Set task: The records that follow are to be transcribed in full, without their images.

Material for the task:
════
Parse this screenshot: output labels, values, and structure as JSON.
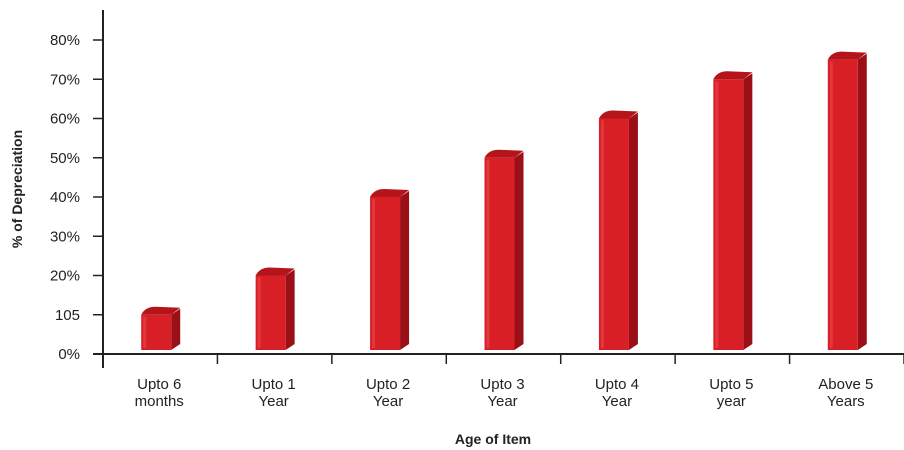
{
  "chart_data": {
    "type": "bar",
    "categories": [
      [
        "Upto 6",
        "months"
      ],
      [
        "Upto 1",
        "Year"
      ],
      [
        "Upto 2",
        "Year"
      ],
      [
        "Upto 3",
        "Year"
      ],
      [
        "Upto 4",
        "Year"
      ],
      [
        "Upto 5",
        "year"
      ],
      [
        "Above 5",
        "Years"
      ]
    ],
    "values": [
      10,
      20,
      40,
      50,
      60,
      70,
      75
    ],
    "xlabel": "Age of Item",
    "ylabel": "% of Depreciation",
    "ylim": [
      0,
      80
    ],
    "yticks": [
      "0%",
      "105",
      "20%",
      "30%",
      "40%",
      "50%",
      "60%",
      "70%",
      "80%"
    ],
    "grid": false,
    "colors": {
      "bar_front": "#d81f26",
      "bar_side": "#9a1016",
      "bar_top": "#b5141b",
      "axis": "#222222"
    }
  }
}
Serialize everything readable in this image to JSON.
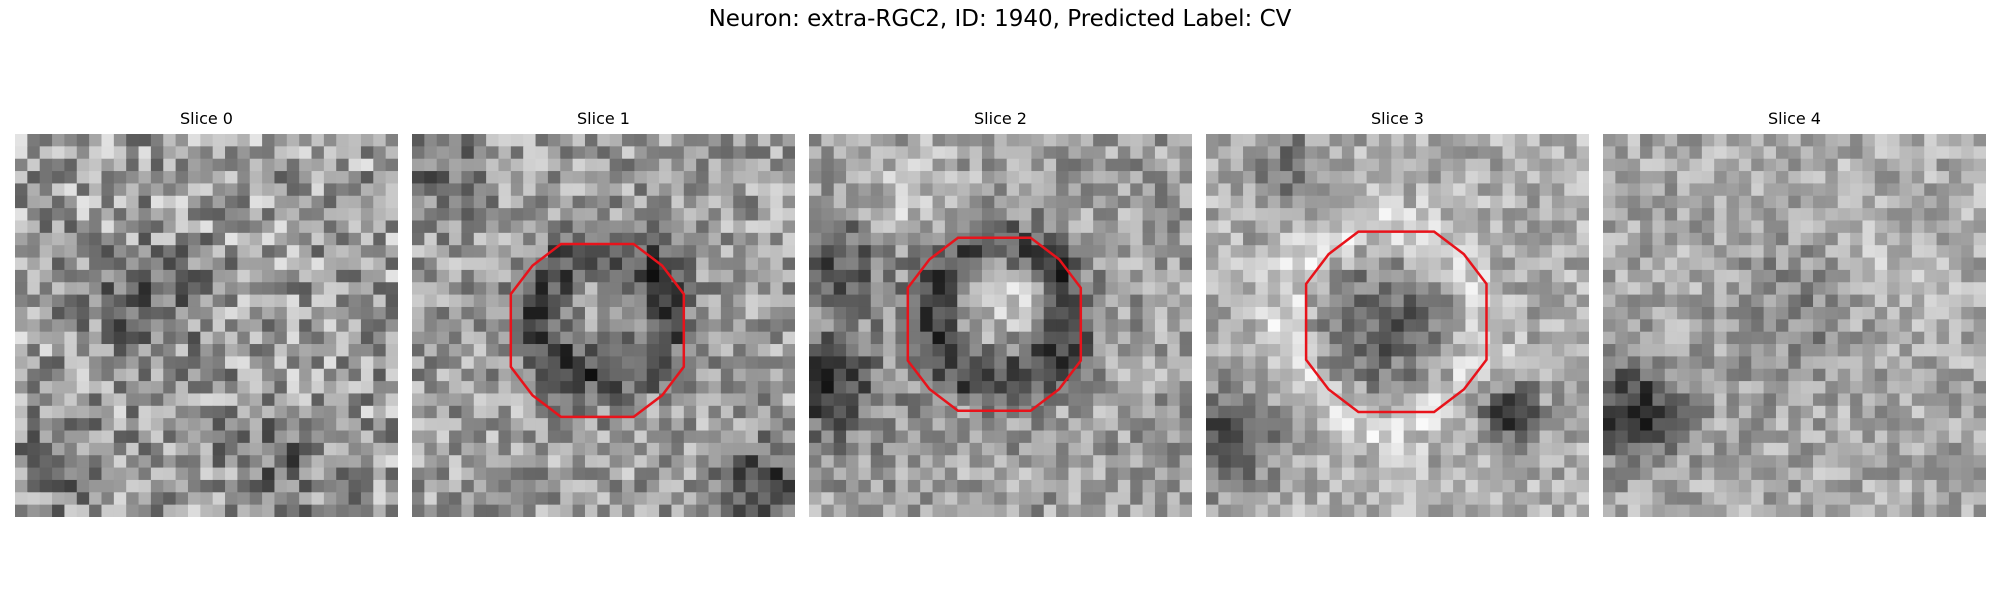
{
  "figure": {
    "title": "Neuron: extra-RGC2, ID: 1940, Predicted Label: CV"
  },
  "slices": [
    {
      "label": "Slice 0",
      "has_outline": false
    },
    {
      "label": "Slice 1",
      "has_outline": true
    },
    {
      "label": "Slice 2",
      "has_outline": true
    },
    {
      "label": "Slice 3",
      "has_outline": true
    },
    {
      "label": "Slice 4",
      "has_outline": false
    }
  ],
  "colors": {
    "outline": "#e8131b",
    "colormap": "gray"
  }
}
════
Task result:
Parse this screenshot: output labels, values, and structure as JSON.
{
  "chart_data": {
    "type": "bar",
    "categories": [
      [
        "Upto 6",
        "months"
      ],
      [
        "Upto 1",
        "Year"
      ],
      [
        "Upto 2",
        "Year"
      ],
      [
        "Upto 3",
        "Year"
      ],
      [
        "Upto 4",
        "Year"
      ],
      [
        "Upto 5",
        "year"
      ],
      [
        "Above 5",
        "Years"
      ]
    ],
    "values": [
      10,
      20,
      40,
      50,
      60,
      70,
      75
    ],
    "xlabel": "Age of Item",
    "ylabel": "% of Depreciation",
    "ylim": [
      0,
      80
    ],
    "yticks": [
      "0%",
      "105",
      "20%",
      "30%",
      "40%",
      "50%",
      "60%",
      "70%",
      "80%"
    ],
    "grid": false,
    "colors": {
      "bar_front": "#d81f26",
      "bar_side": "#9a1016",
      "bar_top": "#b5141b",
      "axis": "#222222"
    }
  }
}
Serialize everything readable in this image to JSON.
{
  "figure": {
    "title": "Neuron: extra-RGC2, ID: 1940, Predicted Label: CV"
  },
  "slices": [
    {
      "label": "Slice 0",
      "has_outline": false
    },
    {
      "label": "Slice 1",
      "has_outline": true
    },
    {
      "label": "Slice 2",
      "has_outline": true
    },
    {
      "label": "Slice 3",
      "has_outline": true
    },
    {
      "label": "Slice 4",
      "has_outline": false
    }
  ],
  "colors": {
    "outline": "#e8131b",
    "colormap": "gray"
  }
}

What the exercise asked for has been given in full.